▸ Work to complete
Each line below must be set down exactly; omit any image you find.
**** Data for the task
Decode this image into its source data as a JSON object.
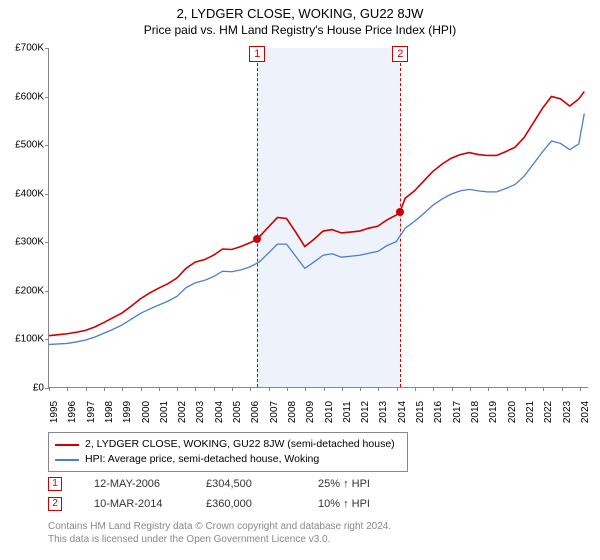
{
  "title": "2, LYDGER CLOSE, WOKING, GU22 8JW",
  "subtitle": "Price paid vs. HM Land Registry's House Price Index (HPI)",
  "chart": {
    "type": "line",
    "xlim": [
      1995,
      2024.5
    ],
    "ylim": [
      0,
      700000
    ],
    "ylabel_prefix": "£",
    "ylabel_suffix": "K",
    "ytick_step": 100000,
    "yticks": [
      0,
      100000,
      200000,
      300000,
      400000,
      500000,
      600000,
      700000
    ],
    "xticks": [
      1995,
      1996,
      1997,
      1998,
      1999,
      2000,
      2001,
      2002,
      2003,
      2004,
      2005,
      2006,
      2007,
      2008,
      2009,
      2010,
      2011,
      2012,
      2013,
      2014,
      2015,
      2016,
      2017,
      2018,
      2019,
      2020,
      2021,
      2022,
      2023,
      2024
    ],
    "background_color": "#ffffff",
    "axis_color": "#888888",
    "label_fontsize": 10,
    "series": [
      {
        "name": "2, LYDGER CLOSE, WOKING, GU22 8JW (semi-detached house)",
        "color": "#cc0000",
        "line_width": 1.6,
        "data": [
          [
            1995,
            106000
          ],
          [
            1995.5,
            108000
          ],
          [
            1996,
            110000
          ],
          [
            1996.5,
            113000
          ],
          [
            1997,
            117000
          ],
          [
            1997.5,
            124000
          ],
          [
            1998,
            133000
          ],
          [
            1998.5,
            143000
          ],
          [
            1999,
            153000
          ],
          [
            1999.5,
            167000
          ],
          [
            2000,
            182000
          ],
          [
            2000.5,
            194000
          ],
          [
            2001,
            204000
          ],
          [
            2001.5,
            213000
          ],
          [
            2002,
            225000
          ],
          [
            2002.5,
            245000
          ],
          [
            2003,
            258000
          ],
          [
            2003.5,
            263000
          ],
          [
            2004,
            272000
          ],
          [
            2004.5,
            285000
          ],
          [
            2005,
            284000
          ],
          [
            2005.5,
            290000
          ],
          [
            2006,
            298000
          ],
          [
            2006.37,
            304500
          ],
          [
            2007,
            330000
          ],
          [
            2007.5,
            350000
          ],
          [
            2008,
            348000
          ],
          [
            2008.5,
            320000
          ],
          [
            2009,
            290000
          ],
          [
            2009.5,
            305000
          ],
          [
            2010,
            322000
          ],
          [
            2010.5,
            325000
          ],
          [
            2011,
            318000
          ],
          [
            2011.5,
            320000
          ],
          [
            2012,
            322000
          ],
          [
            2012.5,
            328000
          ],
          [
            2013,
            332000
          ],
          [
            2013.5,
            345000
          ],
          [
            2014,
            355000
          ],
          [
            2014.19,
            360000
          ],
          [
            2014.5,
            390000
          ],
          [
            2015,
            405000
          ],
          [
            2015.5,
            425000
          ],
          [
            2016,
            445000
          ],
          [
            2016.5,
            460000
          ],
          [
            2017,
            472000
          ],
          [
            2017.5,
            480000
          ],
          [
            2018,
            484000
          ],
          [
            2018.5,
            480000
          ],
          [
            2019,
            478000
          ],
          [
            2019.5,
            478000
          ],
          [
            2020,
            486000
          ],
          [
            2020.5,
            495000
          ],
          [
            2021,
            515000
          ],
          [
            2021.5,
            545000
          ],
          [
            2022,
            575000
          ],
          [
            2022.5,
            600000
          ],
          [
            2023,
            595000
          ],
          [
            2023.5,
            580000
          ],
          [
            2024,
            595000
          ],
          [
            2024.3,
            610000
          ]
        ]
      },
      {
        "name": "HPI: Average price, semi-detached house, Woking",
        "color": "#4a7fc9",
        "line_width": 1.3,
        "data": [
          [
            1995,
            88000
          ],
          [
            1995.5,
            89000
          ],
          [
            1996,
            90000
          ],
          [
            1996.5,
            93000
          ],
          [
            1997,
            97000
          ],
          [
            1997.5,
            103000
          ],
          [
            1998,
            111000
          ],
          [
            1998.5,
            119000
          ],
          [
            1999,
            128000
          ],
          [
            1999.5,
            140000
          ],
          [
            2000,
            152000
          ],
          [
            2000.5,
            161000
          ],
          [
            2001,
            169000
          ],
          [
            2001.5,
            177000
          ],
          [
            2002,
            187000
          ],
          [
            2002.5,
            205000
          ],
          [
            2003,
            215000
          ],
          [
            2003.5,
            220000
          ],
          [
            2004,
            228000
          ],
          [
            2004.5,
            239000
          ],
          [
            2005,
            238000
          ],
          [
            2005.5,
            242000
          ],
          [
            2006,
            248000
          ],
          [
            2006.5,
            258000
          ],
          [
            2007,
            276000
          ],
          [
            2007.5,
            295000
          ],
          [
            2008,
            295000
          ],
          [
            2008.5,
            270000
          ],
          [
            2009,
            245000
          ],
          [
            2009.5,
            258000
          ],
          [
            2010,
            272000
          ],
          [
            2010.5,
            275000
          ],
          [
            2011,
            268000
          ],
          [
            2011.5,
            270000
          ],
          [
            2012,
            272000
          ],
          [
            2012.5,
            276000
          ],
          [
            2013,
            280000
          ],
          [
            2013.5,
            292000
          ],
          [
            2014,
            300000
          ],
          [
            2014.5,
            328000
          ],
          [
            2015,
            342000
          ],
          [
            2015.5,
            358000
          ],
          [
            2016,
            375000
          ],
          [
            2016.5,
            388000
          ],
          [
            2017,
            398000
          ],
          [
            2017.5,
            405000
          ],
          [
            2018,
            408000
          ],
          [
            2018.5,
            405000
          ],
          [
            2019,
            403000
          ],
          [
            2019.5,
            403000
          ],
          [
            2020,
            410000
          ],
          [
            2020.5,
            418000
          ],
          [
            2021,
            435000
          ],
          [
            2021.5,
            460000
          ],
          [
            2022,
            485000
          ],
          [
            2022.5,
            508000
          ],
          [
            2023,
            503000
          ],
          [
            2023.5,
            490000
          ],
          [
            2024,
            502000
          ],
          [
            2024.3,
            565000
          ]
        ]
      }
    ],
    "shaded_regions": [
      {
        "from": 2006.37,
        "to": 2014.19,
        "color": "#eef2fa"
      }
    ],
    "event_markers": [
      {
        "label": "1",
        "x": 2006.37,
        "y": 304500,
        "color": "#cc0000",
        "dash_color": "#cc0000"
      },
      {
        "label": "2",
        "x": 2014.19,
        "y": 360000,
        "color": "#cc0000",
        "dash_color": "#cc0000"
      }
    ]
  },
  "legend": {
    "items": [
      {
        "swatch_color": "#cc0000",
        "text": "2, LYDGER CLOSE, WOKING, GU22 8JW (semi-detached house)"
      },
      {
        "swatch_color": "#4a7fc9",
        "text": "HPI: Average price, semi-detached house, Woking"
      }
    ]
  },
  "events_table": {
    "rows": [
      {
        "marker": "1",
        "marker_color": "#cc0000",
        "date": "12-MAY-2006",
        "price": "£304,500",
        "delta": "25% ↑ HPI"
      },
      {
        "marker": "2",
        "marker_color": "#cc0000",
        "date": "10-MAR-2014",
        "price": "£360,000",
        "delta": "10% ↑ HPI"
      }
    ]
  },
  "footer": {
    "line1": "Contains HM Land Registry data © Crown copyright and database right 2024.",
    "line2": "This data is licensed under the Open Government Licence v3.0."
  }
}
********
▸ Result
Decode this image into its source data as a JSON object.
{
  "title": "2, LYDGER CLOSE, WOKING, GU22 8JW",
  "subtitle": "Price paid vs. HM Land Registry's House Price Index (HPI)",
  "chart": {
    "type": "line",
    "xlim": [
      1995,
      2024.5
    ],
    "ylim": [
      0,
      700000
    ],
    "ylabel_prefix": "£",
    "ylabel_suffix": "K",
    "ytick_step": 100000,
    "yticks": [
      0,
      100000,
      200000,
      300000,
      400000,
      500000,
      600000,
      700000
    ],
    "xticks": [
      1995,
      1996,
      1997,
      1998,
      1999,
      2000,
      2001,
      2002,
      2003,
      2004,
      2005,
      2006,
      2007,
      2008,
      2009,
      2010,
      2011,
      2012,
      2013,
      2014,
      2015,
      2016,
      2017,
      2018,
      2019,
      2020,
      2021,
      2022,
      2023,
      2024
    ],
    "background_color": "#ffffff",
    "axis_color": "#888888",
    "label_fontsize": 10,
    "series": [
      {
        "name": "2, LYDGER CLOSE, WOKING, GU22 8JW (semi-detached house)",
        "color": "#cc0000",
        "line_width": 1.6,
        "data": [
          [
            1995,
            106000
          ],
          [
            1995.5,
            108000
          ],
          [
            1996,
            110000
          ],
          [
            1996.5,
            113000
          ],
          [
            1997,
            117000
          ],
          [
            1997.5,
            124000
          ],
          [
            1998,
            133000
          ],
          [
            1998.5,
            143000
          ],
          [
            1999,
            153000
          ],
          [
            1999.5,
            167000
          ],
          [
            2000,
            182000
          ],
          [
            2000.5,
            194000
          ],
          [
            2001,
            204000
          ],
          [
            2001.5,
            213000
          ],
          [
            2002,
            225000
          ],
          [
            2002.5,
            245000
          ],
          [
            2003,
            258000
          ],
          [
            2003.5,
            263000
          ],
          [
            2004,
            272000
          ],
          [
            2004.5,
            285000
          ],
          [
            2005,
            284000
          ],
          [
            2005.5,
            290000
          ],
          [
            2006,
            298000
          ],
          [
            2006.37,
            304500
          ],
          [
            2007,
            330000
          ],
          [
            2007.5,
            350000
          ],
          [
            2008,
            348000
          ],
          [
            2008.5,
            320000
          ],
          [
            2009,
            290000
          ],
          [
            2009.5,
            305000
          ],
          [
            2010,
            322000
          ],
          [
            2010.5,
            325000
          ],
          [
            2011,
            318000
          ],
          [
            2011.5,
            320000
          ],
          [
            2012,
            322000
          ],
          [
            2012.5,
            328000
          ],
          [
            2013,
            332000
          ],
          [
            2013.5,
            345000
          ],
          [
            2014,
            355000
          ],
          [
            2014.19,
            360000
          ],
          [
            2014.5,
            390000
          ],
          [
            2015,
            405000
          ],
          [
            2015.5,
            425000
          ],
          [
            2016,
            445000
          ],
          [
            2016.5,
            460000
          ],
          [
            2017,
            472000
          ],
          [
            2017.5,
            480000
          ],
          [
            2018,
            484000
          ],
          [
            2018.5,
            480000
          ],
          [
            2019,
            478000
          ],
          [
            2019.5,
            478000
          ],
          [
            2020,
            486000
          ],
          [
            2020.5,
            495000
          ],
          [
            2021,
            515000
          ],
          [
            2021.5,
            545000
          ],
          [
            2022,
            575000
          ],
          [
            2022.5,
            600000
          ],
          [
            2023,
            595000
          ],
          [
            2023.5,
            580000
          ],
          [
            2024,
            595000
          ],
          [
            2024.3,
            610000
          ]
        ]
      },
      {
        "name": "HPI: Average price, semi-detached house, Woking",
        "color": "#4a7fc9",
        "line_width": 1.3,
        "data": [
          [
            1995,
            88000
          ],
          [
            1995.5,
            89000
          ],
          [
            1996,
            90000
          ],
          [
            1996.5,
            93000
          ],
          [
            1997,
            97000
          ],
          [
            1997.5,
            103000
          ],
          [
            1998,
            111000
          ],
          [
            1998.5,
            119000
          ],
          [
            1999,
            128000
          ],
          [
            1999.5,
            140000
          ],
          [
            2000,
            152000
          ],
          [
            2000.5,
            161000
          ],
          [
            2001,
            169000
          ],
          [
            2001.5,
            177000
          ],
          [
            2002,
            187000
          ],
          [
            2002.5,
            205000
          ],
          [
            2003,
            215000
          ],
          [
            2003.5,
            220000
          ],
          [
            2004,
            228000
          ],
          [
            2004.5,
            239000
          ],
          [
            2005,
            238000
          ],
          [
            2005.5,
            242000
          ],
          [
            2006,
            248000
          ],
          [
            2006.5,
            258000
          ],
          [
            2007,
            276000
          ],
          [
            2007.5,
            295000
          ],
          [
            2008,
            295000
          ],
          [
            2008.5,
            270000
          ],
          [
            2009,
            245000
          ],
          [
            2009.5,
            258000
          ],
          [
            2010,
            272000
          ],
          [
            2010.5,
            275000
          ],
          [
            2011,
            268000
          ],
          [
            2011.5,
            270000
          ],
          [
            2012,
            272000
          ],
          [
            2012.5,
            276000
          ],
          [
            2013,
            280000
          ],
          [
            2013.5,
            292000
          ],
          [
            2014,
            300000
          ],
          [
            2014.5,
            328000
          ],
          [
            2015,
            342000
          ],
          [
            2015.5,
            358000
          ],
          [
            2016,
            375000
          ],
          [
            2016.5,
            388000
          ],
          [
            2017,
            398000
          ],
          [
            2017.5,
            405000
          ],
          [
            2018,
            408000
          ],
          [
            2018.5,
            405000
          ],
          [
            2019,
            403000
          ],
          [
            2019.5,
            403000
          ],
          [
            2020,
            410000
          ],
          [
            2020.5,
            418000
          ],
          [
            2021,
            435000
          ],
          [
            2021.5,
            460000
          ],
          [
            2022,
            485000
          ],
          [
            2022.5,
            508000
          ],
          [
            2023,
            503000
          ],
          [
            2023.5,
            490000
          ],
          [
            2024,
            502000
          ],
          [
            2024.3,
            565000
          ]
        ]
      }
    ],
    "shaded_regions": [
      {
        "from": 2006.37,
        "to": 2014.19,
        "color": "#eef2fa"
      }
    ],
    "event_markers": [
      {
        "label": "1",
        "x": 2006.37,
        "y": 304500,
        "color": "#cc0000",
        "dash_color": "#cc0000"
      },
      {
        "label": "2",
        "x": 2014.19,
        "y": 360000,
        "color": "#cc0000",
        "dash_color": "#cc0000"
      }
    ]
  },
  "legend": {
    "items": [
      {
        "swatch_color": "#cc0000",
        "text": "2, LYDGER CLOSE, WOKING, GU22 8JW (semi-detached house)"
      },
      {
        "swatch_color": "#4a7fc9",
        "text": "HPI: Average price, semi-detached house, Woking"
      }
    ]
  },
  "events_table": {
    "rows": [
      {
        "marker": "1",
        "marker_color": "#cc0000",
        "date": "12-MAY-2006",
        "price": "£304,500",
        "delta": "25% ↑ HPI"
      },
      {
        "marker": "2",
        "marker_color": "#cc0000",
        "date": "10-MAR-2014",
        "price": "£360,000",
        "delta": "10% ↑ HPI"
      }
    ]
  },
  "footer": {
    "line1": "Contains HM Land Registry data © Crown copyright and database right 2024.",
    "line2": "This data is licensed under the Open Government Licence v3.0."
  }
}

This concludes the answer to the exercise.